--- Begin ---
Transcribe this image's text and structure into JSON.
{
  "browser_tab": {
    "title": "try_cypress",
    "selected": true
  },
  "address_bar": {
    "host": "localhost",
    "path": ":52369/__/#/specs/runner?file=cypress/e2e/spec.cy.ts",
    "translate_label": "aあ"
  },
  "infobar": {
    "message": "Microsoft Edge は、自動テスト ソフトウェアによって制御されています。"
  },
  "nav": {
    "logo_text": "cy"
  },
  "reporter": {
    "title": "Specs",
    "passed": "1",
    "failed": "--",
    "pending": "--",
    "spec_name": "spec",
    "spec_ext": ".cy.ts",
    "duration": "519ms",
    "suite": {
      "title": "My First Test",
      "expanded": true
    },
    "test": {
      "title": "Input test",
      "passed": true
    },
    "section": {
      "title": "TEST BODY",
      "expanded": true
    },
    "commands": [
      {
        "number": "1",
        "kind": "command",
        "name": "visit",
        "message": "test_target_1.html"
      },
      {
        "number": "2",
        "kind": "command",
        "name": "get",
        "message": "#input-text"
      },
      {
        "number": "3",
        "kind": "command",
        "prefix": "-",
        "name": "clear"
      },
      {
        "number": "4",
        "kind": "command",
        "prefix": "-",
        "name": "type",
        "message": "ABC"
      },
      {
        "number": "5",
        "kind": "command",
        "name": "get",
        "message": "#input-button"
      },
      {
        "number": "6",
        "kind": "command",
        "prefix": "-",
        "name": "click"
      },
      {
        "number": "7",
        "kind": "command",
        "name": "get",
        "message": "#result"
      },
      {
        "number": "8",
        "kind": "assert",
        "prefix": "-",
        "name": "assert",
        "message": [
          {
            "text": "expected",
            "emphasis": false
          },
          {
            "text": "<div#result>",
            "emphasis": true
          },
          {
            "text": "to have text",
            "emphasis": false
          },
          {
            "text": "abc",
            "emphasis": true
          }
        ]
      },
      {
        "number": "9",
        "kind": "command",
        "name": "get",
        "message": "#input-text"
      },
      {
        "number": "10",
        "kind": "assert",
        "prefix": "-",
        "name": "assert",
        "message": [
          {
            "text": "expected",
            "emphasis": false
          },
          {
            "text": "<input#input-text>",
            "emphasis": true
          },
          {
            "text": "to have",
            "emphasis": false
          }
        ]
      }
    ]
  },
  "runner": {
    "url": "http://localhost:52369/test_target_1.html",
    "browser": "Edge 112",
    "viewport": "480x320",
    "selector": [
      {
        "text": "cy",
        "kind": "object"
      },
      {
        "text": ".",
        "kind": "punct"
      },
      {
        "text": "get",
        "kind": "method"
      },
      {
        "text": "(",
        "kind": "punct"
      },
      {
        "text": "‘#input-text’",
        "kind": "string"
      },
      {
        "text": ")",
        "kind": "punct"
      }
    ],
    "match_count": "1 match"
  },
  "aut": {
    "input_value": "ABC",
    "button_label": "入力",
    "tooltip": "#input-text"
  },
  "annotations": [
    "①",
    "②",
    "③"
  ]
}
--- End ---
● Task prompt: List every line in the records above that contains the word "message".

● Exercise result:
    "message": "Microsoft Edge は、自動テスト ソフトウェアによって制御されています。"
        "message": "test_target_1.html"
        "message": "#input-text"
        "message": "ABC"
        "message": "#input-button"
        "message": "#result"
        "message": [
        "message": "#input-text"
        "message": [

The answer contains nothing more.